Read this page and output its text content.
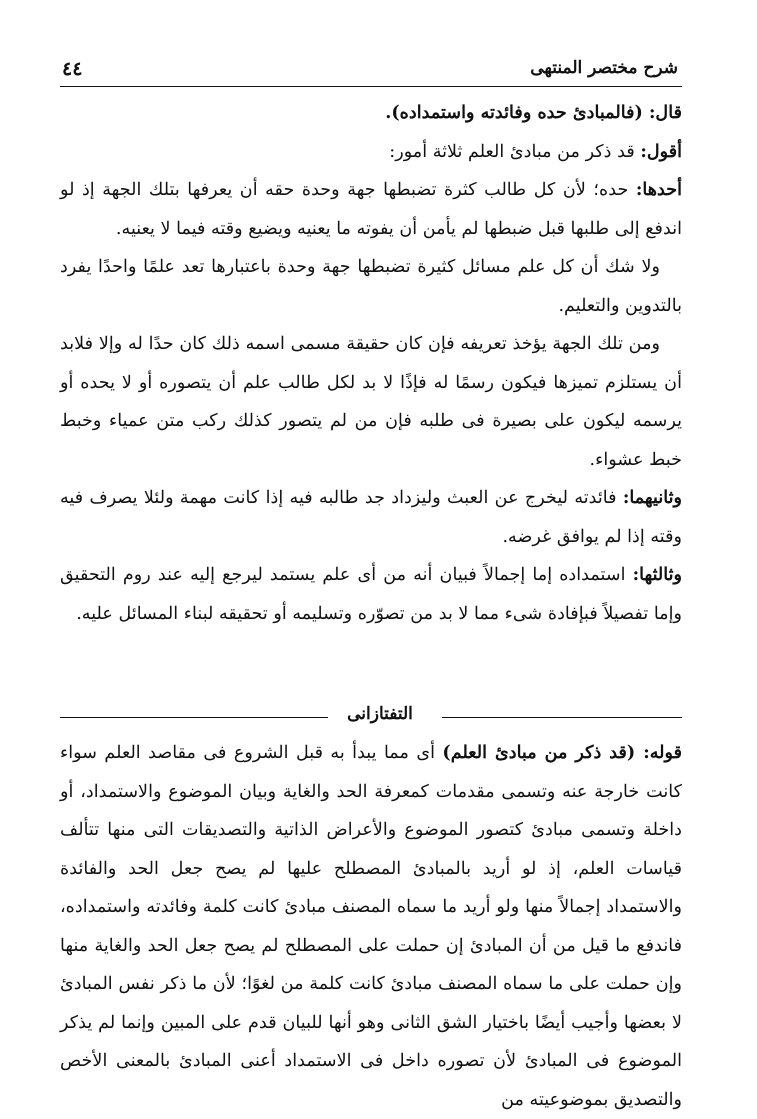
٤٤	شرح مختصر المنتهى

قال: (فالمبادئ حده وفائدته واستمداده).

أقول: قد ذكر من مبادئ العلم ثلاثة أمور:

أحدها: حده؛ لأن كل طالب كثرة تضبطها جهة وحدة حقه أن يعرفها بتلك الجهة إذ لو اندفع إلى طلبها قبل ضبطها لم يأمن أن يفوته ما يعنيه ويضيع وقته فيما لا يعنيه.

ولا شك أن كل علم مسائل كثيرة تضبطها جهة وحدة باعتبارها تعد علمًا واحدًا يفرد بالتدوين والتعليم.

ومن تلك الجهة يؤخذ تعريفه فإن كان حقيقة مسمى اسمه ذلك كان حدًا له وإلا فلابد أن يستلزم تميزها فيكون رسمًا له فإذًا لا بد لكل طالب علم أن يتصوره أو لا يحده أو يرسمه ليكون على بصيرة فى طلبه فإن من لم يتصور كذلك ركب متن عمياء وخبط خبط عشواء.

وثانيهما: فائدته ليخرج عن العبث وليزداد جد طالبه فيه إذا كانت مهمة ولئلا يصرف فيه وقته إذا لم يوافق غرضه.

وثالثها: استمداده إما إجمالاً فبيان أنه من أى علم يستمد ليرجع إليه عند روم التحقيق وإما تفصيلاً فبإفادة شىء مما لا بد من تصوّره وتسليمه أو تحقيقه لبناء المسائل عليه.

التفتازانى

قوله: (قد ذكر من مبادئ العلم) أى مما يبدأ به قبل الشروع فى مقاصد العلم سواء كانت خارجة عنه وتسمى مقدمات كمعرفة الحد والغاية وبيان الموضوع والاستمداد، أو داخلة وتسمى مبادئ كتصور الموضوع والأعراض الذاتية والتصديقات التى منها تتألف قياسات العلم، إذ لو أريد بالمبادئ المصطلح عليها لم يصح جعل الحد والفائدة والاستمداد إجمالاً منها ولو أريد ما سماه المصنف مبادئ كانت كلمة وفائدته واستمداده، فاندفع ما قيل من أن المبادئ إن حملت على المصطلح لم يصح جعل الحد والغاية منها وإن حملت على ما سماه المصنف مبادئ كانت كلمة من لغوًا؛ لأن ما ذكر نفس المبادئ لا بعضها وأجيب أيضًا باختيار الشق الثانى وهو أنها للبيان قدم على المبين وإنما لم يذكر الموضوع فى المبادئ لأن تصوره داخل فى الاستمداد أعنى المبادئ بالمعنى الأخص والتصديق بموضوعيته من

· · · · ·

__TASK GOAL__: Reproduce each line word for word and drop the pictures.

__WORKED ANSWER__:
Read this page and output its text content.
٤٤	شرح مختصر المنتهى

قال: (فالمبادئ حده وفائدته واستمداده).

أقول: قد ذكر من مبادئ العلم ثلاثة أمور:

أحدها: حده؛ لأن كل طالب كثرة تضبطها جهة وحدة حقه أن يعرفها بتلك الجهة إذ لو اندفع إلى طلبها قبل ضبطها لم يأمن أن يفوته ما يعنيه ويضيع وقته فيما لا يعنيه.

ولا شك أن كل علم مسائل كثيرة تضبطها جهة وحدة باعتبارها تعد علمًا واحدًا يفرد بالتدوين والتعليم.

ومن تلك الجهة يؤخذ تعريفه فإن كان حقيقة مسمى اسمه ذلك كان حدًا له وإلا فلابد أن يستلزم تميزها فيكون رسمًا له فإذًا لا بد لكل طالب علم أن يتصوره أو لا يحده أو يرسمه ليكون على بصيرة فى طلبه فإن من لم يتصور كذلك ركب متن عمياء وخبط خبط عشواء.

وثانيهما: فائدته ليخرج عن العبث وليزداد جد طالبه فيه إذا كانت مهمة ولئلا يصرف فيه وقته إذا لم يوافق غرضه.

وثالثها: استمداده إما إجمالاً فبيان أنه من أى علم يستمد ليرجع إليه عند روم التحقيق وإما تفصيلاً فبإفادة شىء مما لا بد من تصوّره وتسليمه أو تحقيقه لبناء المسائل عليه.

التفتازانى

قوله: (قد ذكر من مبادئ العلم) أى مما يبدأ به قبل الشروع فى مقاصد العلم سواء كانت خارجة عنه وتسمى مقدمات كمعرفة الحد والغاية وبيان الموضوع والاستمداد، أو داخلة وتسمى مبادئ كتصور الموضوع والأعراض الذاتية والتصديقات التى منها تتألف قياسات العلم، إذ لو أريد بالمبادئ المصطلح عليها لم يصح جعل الحد والفائدة والاستمداد إجمالاً منها ولو أريد ما سماه المصنف مبادئ كانت كلمة وفائدته واستمداده، فاندفع ما قيل من أن المبادئ إن حملت على المصطلح لم يصح جعل الحد والغاية منها وإن حملت على ما سماه المصنف مبادئ كانت كلمة من لغوًا؛ لأن ما ذكر نفس المبادئ لا بعضها وأجيب أيضًا باختيار الشق الثانى وهو أنها للبيان قدم على المبين وإنما لم يذكر الموضوع فى المبادئ لأن تصوره داخل فى الاستمداد أعنى المبادئ بالمعنى الأخص والتصديق بموضوعيته من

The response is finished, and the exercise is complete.